┌────────

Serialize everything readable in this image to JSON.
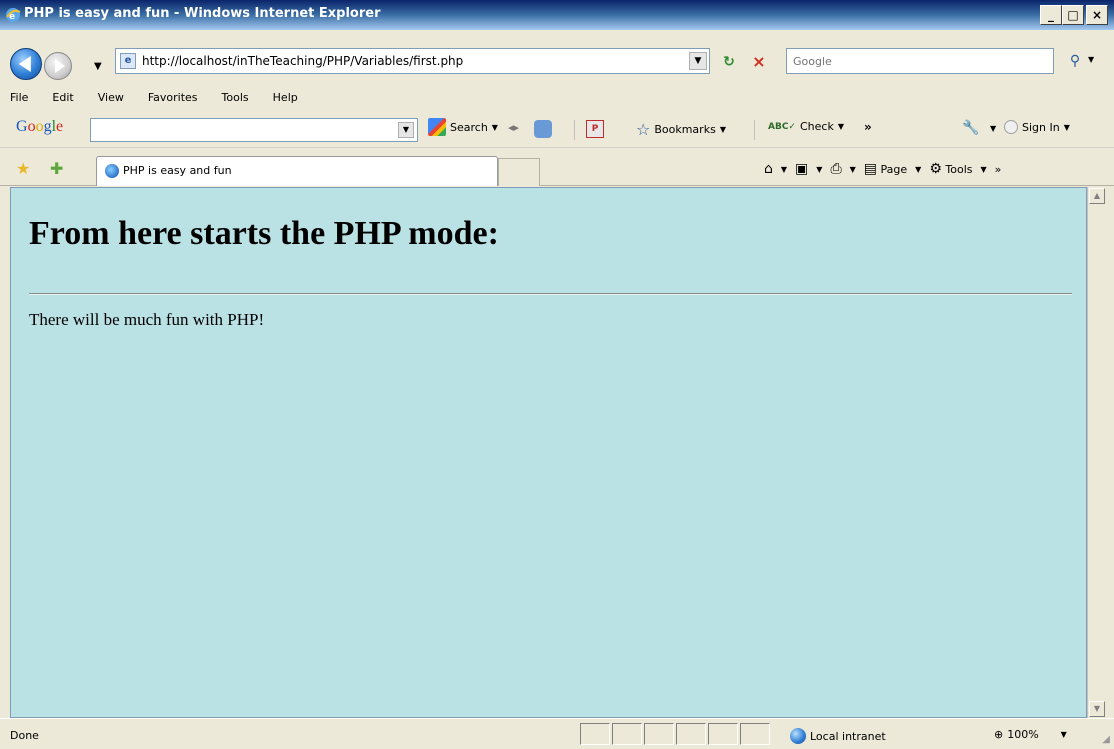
{
  "window": {
    "title": "PHP is easy and fun - Windows Internet Explorer",
    "controls": {
      "minimize": "_",
      "maximize": "□",
      "close": "×"
    }
  },
  "address_bar": {
    "url": "http://localhost/inTheTeaching/PHP/Variables/first.php",
    "search_placeholder": "Google"
  },
  "menu": {
    "items": [
      "File",
      "Edit",
      "View",
      "Favorites",
      "Tools",
      "Help"
    ]
  },
  "google_toolbar": {
    "logo": [
      "G",
      "o",
      "o",
      "g",
      "l",
      "e"
    ],
    "search_label": "Search",
    "bookmarks_label": "Bookmarks",
    "check_label": "Check",
    "more_label": "»",
    "sign_in_label": "Sign In"
  },
  "tabs": {
    "active_title": "PHP is easy and fun"
  },
  "command_bar": {
    "page_label": "Page",
    "tools_label": "Tools",
    "more_label": "»"
  },
  "page": {
    "heading": "From here starts the PHP mode:",
    "paragraph": "There will be much fun with PHP!",
    "background_color": "#bae1e4"
  },
  "status_bar": {
    "status": "Done",
    "zone": "Local intranet",
    "zoom": "100%"
  },
  "icons": {
    "back": "back-arrow-icon",
    "forward": "forward-arrow-icon",
    "refresh": "refresh-icon",
    "stop": "stop-icon",
    "search": "search-icon",
    "favorites": "favorites-star-icon",
    "add_favorite": "add-favorite-icon",
    "home": "home-icon",
    "feeds": "feeds-icon",
    "print": "print-icon",
    "globe": "intranet-globe-icon"
  }
}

└────────

• Problem requirements: Read the lines above. Gather those in which the string "intranet" is found.

• Final result:
    "zone": "Local intranet",
    "globe": "intranet-globe-icon"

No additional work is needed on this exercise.